OBJECTIVE
Find the lines holding the word "Abrasivos" and collect them.

--

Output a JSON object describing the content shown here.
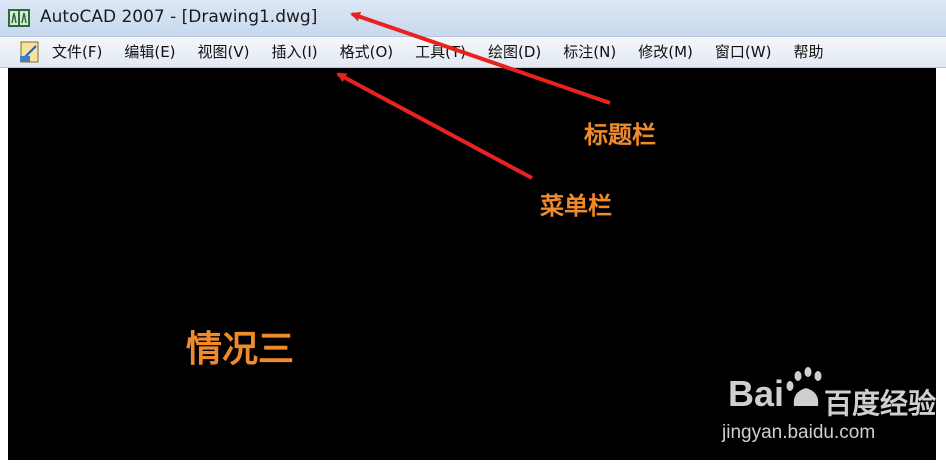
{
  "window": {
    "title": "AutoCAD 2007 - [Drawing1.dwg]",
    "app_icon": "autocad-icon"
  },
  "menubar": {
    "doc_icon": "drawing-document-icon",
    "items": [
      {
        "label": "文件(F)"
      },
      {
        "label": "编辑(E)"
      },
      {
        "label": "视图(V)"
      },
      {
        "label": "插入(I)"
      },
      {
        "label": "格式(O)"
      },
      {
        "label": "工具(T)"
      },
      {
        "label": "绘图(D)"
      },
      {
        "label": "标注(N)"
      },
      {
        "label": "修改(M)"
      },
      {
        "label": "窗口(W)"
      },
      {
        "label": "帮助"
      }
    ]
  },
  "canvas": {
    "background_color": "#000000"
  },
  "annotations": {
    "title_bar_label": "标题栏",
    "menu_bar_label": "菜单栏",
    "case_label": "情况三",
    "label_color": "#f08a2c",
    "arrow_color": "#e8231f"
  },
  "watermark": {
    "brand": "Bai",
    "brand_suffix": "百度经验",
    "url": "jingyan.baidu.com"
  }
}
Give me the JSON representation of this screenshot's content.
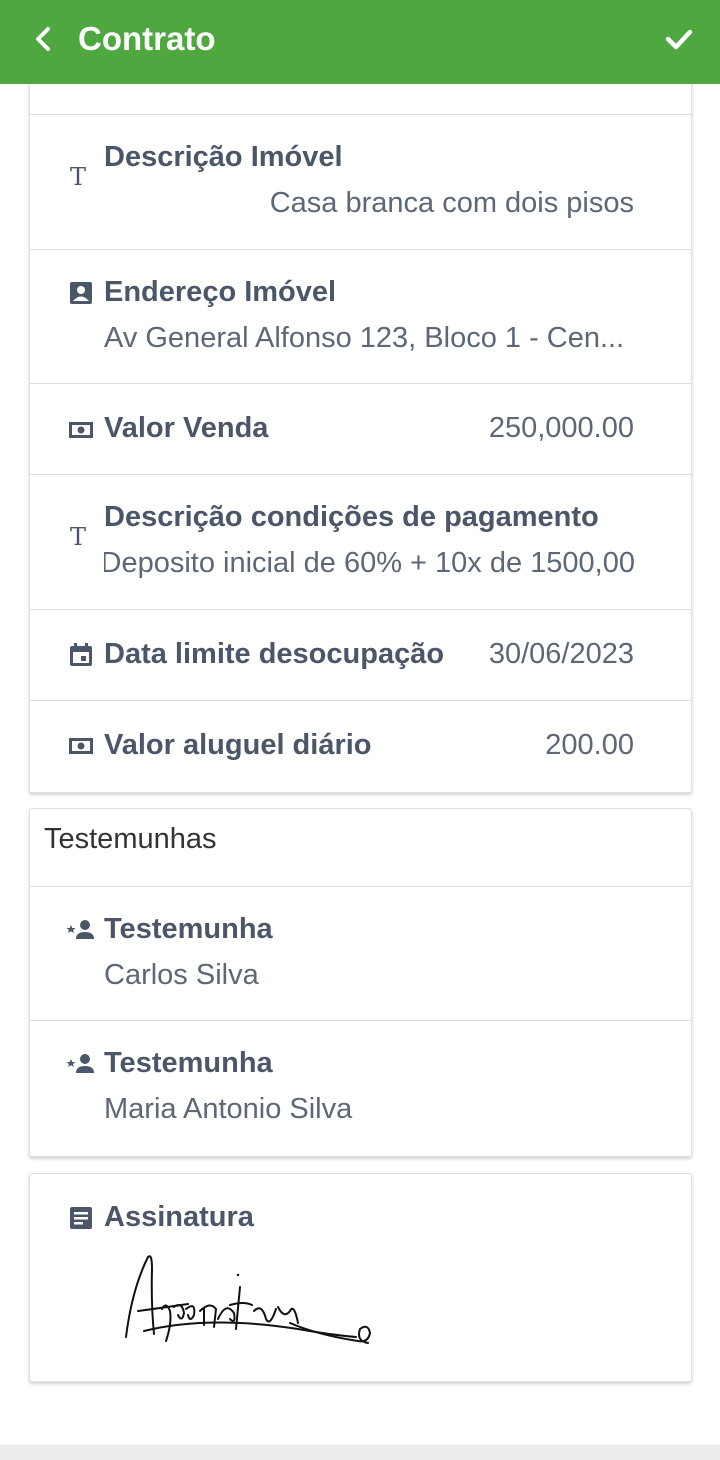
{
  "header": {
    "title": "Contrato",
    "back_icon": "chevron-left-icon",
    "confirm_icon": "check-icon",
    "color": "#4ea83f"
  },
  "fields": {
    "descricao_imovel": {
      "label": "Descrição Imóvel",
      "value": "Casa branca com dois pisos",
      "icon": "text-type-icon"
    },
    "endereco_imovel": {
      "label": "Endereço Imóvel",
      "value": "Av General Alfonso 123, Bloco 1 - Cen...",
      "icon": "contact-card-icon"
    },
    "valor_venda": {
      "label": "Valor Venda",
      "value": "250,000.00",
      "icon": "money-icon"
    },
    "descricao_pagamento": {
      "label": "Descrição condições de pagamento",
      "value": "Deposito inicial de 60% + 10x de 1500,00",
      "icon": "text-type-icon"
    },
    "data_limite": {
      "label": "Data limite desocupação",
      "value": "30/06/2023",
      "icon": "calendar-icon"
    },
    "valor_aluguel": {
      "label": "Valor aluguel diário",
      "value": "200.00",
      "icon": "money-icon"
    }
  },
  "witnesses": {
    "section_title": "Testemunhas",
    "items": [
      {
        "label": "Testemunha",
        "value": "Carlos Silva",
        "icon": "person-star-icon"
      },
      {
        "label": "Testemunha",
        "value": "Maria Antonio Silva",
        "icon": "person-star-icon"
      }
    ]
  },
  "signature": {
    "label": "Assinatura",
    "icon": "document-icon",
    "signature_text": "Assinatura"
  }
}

--

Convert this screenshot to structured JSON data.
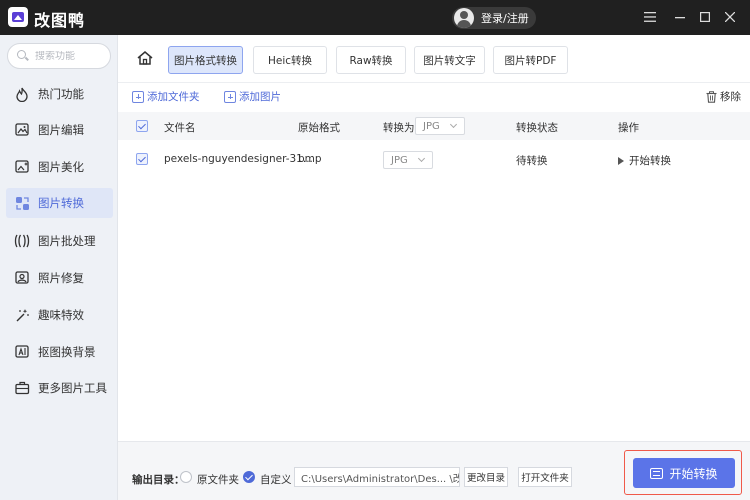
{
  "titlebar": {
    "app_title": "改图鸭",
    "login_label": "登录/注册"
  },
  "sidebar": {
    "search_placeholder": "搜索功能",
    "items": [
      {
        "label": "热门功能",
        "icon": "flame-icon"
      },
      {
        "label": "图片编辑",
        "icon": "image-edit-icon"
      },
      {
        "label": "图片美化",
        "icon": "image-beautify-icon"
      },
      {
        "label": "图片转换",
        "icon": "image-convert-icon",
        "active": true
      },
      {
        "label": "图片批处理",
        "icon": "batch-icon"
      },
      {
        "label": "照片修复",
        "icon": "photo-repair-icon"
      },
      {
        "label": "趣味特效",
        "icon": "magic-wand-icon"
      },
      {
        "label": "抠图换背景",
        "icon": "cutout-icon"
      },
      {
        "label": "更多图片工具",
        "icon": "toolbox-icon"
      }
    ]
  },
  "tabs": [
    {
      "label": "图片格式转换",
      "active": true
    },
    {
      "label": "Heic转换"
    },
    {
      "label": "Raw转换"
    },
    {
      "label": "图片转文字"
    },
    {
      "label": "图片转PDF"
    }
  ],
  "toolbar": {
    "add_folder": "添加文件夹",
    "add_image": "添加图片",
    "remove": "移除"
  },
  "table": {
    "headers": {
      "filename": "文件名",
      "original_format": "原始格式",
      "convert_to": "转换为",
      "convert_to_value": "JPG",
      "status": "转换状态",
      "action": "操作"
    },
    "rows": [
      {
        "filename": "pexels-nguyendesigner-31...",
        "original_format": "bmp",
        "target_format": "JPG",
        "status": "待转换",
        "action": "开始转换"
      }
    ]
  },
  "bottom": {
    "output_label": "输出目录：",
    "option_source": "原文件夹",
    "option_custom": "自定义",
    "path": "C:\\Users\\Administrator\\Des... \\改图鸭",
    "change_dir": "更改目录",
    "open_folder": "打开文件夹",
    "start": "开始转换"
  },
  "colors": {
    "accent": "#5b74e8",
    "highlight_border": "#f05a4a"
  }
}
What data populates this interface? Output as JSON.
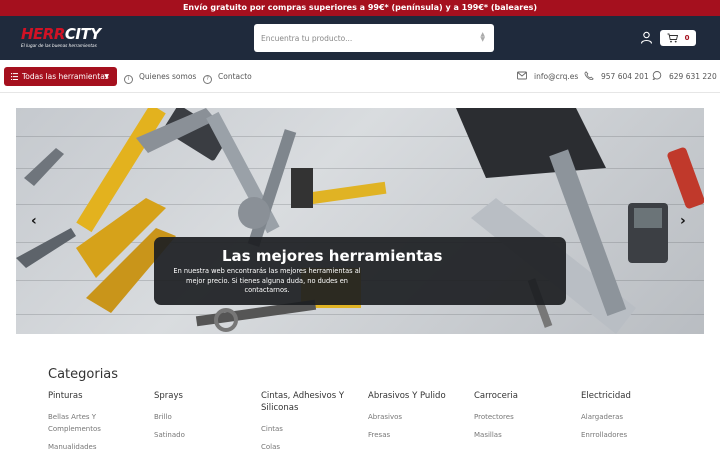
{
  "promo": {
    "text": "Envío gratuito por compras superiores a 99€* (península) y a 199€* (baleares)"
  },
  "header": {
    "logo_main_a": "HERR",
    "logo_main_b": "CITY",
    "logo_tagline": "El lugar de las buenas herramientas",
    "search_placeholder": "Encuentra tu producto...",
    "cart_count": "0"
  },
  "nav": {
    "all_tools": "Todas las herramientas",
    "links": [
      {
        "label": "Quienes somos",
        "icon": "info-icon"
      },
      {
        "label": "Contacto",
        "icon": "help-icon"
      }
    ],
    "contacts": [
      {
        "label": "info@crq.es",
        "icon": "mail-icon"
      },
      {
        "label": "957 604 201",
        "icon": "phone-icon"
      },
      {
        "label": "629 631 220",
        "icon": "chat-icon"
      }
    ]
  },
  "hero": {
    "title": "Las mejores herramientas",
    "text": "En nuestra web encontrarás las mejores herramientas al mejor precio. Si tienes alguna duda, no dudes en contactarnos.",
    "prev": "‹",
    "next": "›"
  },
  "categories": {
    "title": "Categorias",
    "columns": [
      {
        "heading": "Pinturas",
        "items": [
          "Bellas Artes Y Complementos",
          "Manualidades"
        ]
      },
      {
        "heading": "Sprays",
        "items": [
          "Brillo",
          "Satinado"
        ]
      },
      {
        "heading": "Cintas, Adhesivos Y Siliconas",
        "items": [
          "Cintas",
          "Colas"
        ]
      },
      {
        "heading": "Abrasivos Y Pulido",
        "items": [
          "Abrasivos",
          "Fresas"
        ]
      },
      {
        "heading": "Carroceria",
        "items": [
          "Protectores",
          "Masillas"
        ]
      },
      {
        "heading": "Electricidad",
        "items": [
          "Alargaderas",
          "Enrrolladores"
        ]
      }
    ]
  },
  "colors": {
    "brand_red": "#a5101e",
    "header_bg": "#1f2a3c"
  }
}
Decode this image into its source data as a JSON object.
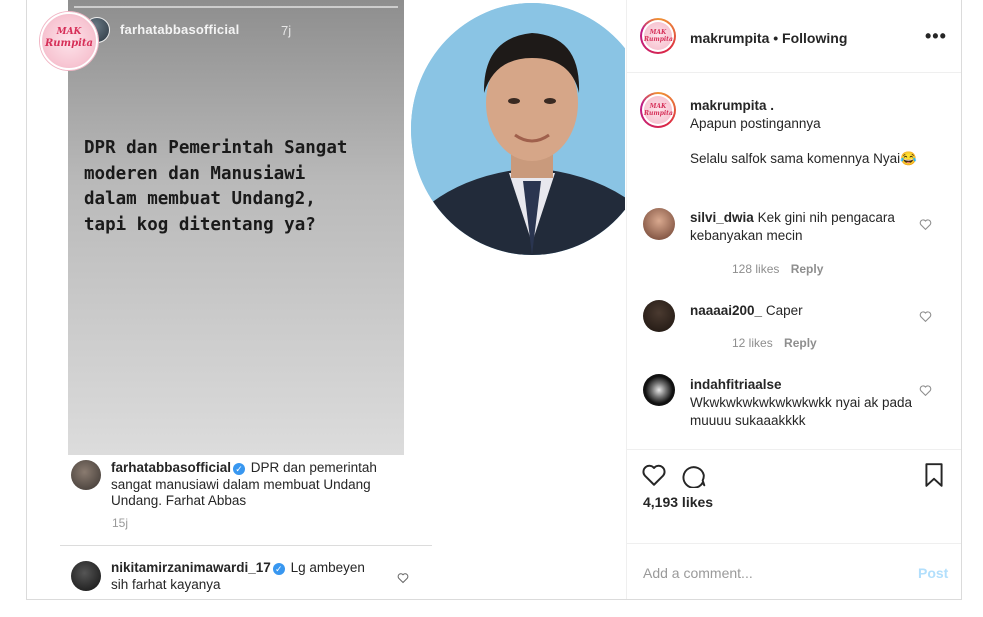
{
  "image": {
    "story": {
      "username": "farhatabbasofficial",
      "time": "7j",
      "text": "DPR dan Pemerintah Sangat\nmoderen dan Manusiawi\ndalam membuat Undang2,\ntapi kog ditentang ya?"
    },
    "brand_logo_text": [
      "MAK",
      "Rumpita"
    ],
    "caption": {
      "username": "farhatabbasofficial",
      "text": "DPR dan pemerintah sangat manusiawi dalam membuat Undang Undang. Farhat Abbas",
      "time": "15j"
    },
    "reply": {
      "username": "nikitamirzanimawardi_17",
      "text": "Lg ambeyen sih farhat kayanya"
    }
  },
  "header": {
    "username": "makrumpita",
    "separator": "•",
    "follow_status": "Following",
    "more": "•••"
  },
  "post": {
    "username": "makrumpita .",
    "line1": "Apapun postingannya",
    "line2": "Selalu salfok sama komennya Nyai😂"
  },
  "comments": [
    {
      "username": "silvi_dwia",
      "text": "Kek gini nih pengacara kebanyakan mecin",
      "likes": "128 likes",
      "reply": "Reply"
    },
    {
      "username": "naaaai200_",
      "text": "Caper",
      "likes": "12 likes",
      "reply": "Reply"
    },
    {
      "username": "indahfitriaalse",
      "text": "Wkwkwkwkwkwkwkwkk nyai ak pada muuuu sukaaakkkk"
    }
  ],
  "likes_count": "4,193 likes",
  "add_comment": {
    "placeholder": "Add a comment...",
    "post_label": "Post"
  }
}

--

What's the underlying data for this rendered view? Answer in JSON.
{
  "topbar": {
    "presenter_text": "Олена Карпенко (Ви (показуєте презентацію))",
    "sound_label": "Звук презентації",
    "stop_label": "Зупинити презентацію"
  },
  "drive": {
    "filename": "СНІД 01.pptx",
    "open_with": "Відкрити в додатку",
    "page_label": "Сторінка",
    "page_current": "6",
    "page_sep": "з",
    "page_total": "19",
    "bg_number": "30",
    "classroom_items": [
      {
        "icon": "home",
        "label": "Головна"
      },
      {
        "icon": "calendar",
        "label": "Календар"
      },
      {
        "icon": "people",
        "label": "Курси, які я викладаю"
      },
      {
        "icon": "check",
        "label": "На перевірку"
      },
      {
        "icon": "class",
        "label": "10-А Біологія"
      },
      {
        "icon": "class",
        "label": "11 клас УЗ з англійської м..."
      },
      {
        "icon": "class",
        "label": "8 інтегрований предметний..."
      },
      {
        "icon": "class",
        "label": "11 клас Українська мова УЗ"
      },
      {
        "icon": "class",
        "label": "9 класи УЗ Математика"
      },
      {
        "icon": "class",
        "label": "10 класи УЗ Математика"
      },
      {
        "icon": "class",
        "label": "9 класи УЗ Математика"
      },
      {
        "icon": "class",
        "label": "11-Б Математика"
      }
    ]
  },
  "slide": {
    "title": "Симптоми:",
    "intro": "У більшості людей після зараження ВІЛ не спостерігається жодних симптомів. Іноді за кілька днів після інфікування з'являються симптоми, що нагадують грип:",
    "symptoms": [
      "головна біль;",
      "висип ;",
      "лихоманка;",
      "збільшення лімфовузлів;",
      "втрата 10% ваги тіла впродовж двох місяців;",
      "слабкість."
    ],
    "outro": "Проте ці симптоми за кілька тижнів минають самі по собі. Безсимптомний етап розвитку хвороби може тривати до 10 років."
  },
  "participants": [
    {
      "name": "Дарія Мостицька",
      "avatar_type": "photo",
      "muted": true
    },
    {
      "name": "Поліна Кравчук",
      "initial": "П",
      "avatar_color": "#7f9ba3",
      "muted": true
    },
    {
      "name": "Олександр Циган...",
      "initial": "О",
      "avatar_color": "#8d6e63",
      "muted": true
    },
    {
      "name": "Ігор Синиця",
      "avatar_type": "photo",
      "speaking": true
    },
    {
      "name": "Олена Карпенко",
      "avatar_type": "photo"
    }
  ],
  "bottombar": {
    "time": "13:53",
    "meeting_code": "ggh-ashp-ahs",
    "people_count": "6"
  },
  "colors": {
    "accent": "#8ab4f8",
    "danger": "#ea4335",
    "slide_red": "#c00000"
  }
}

--

FULL ANSWER
        "heading": "Abrasivos Y Pulido",
          "Abrasivos",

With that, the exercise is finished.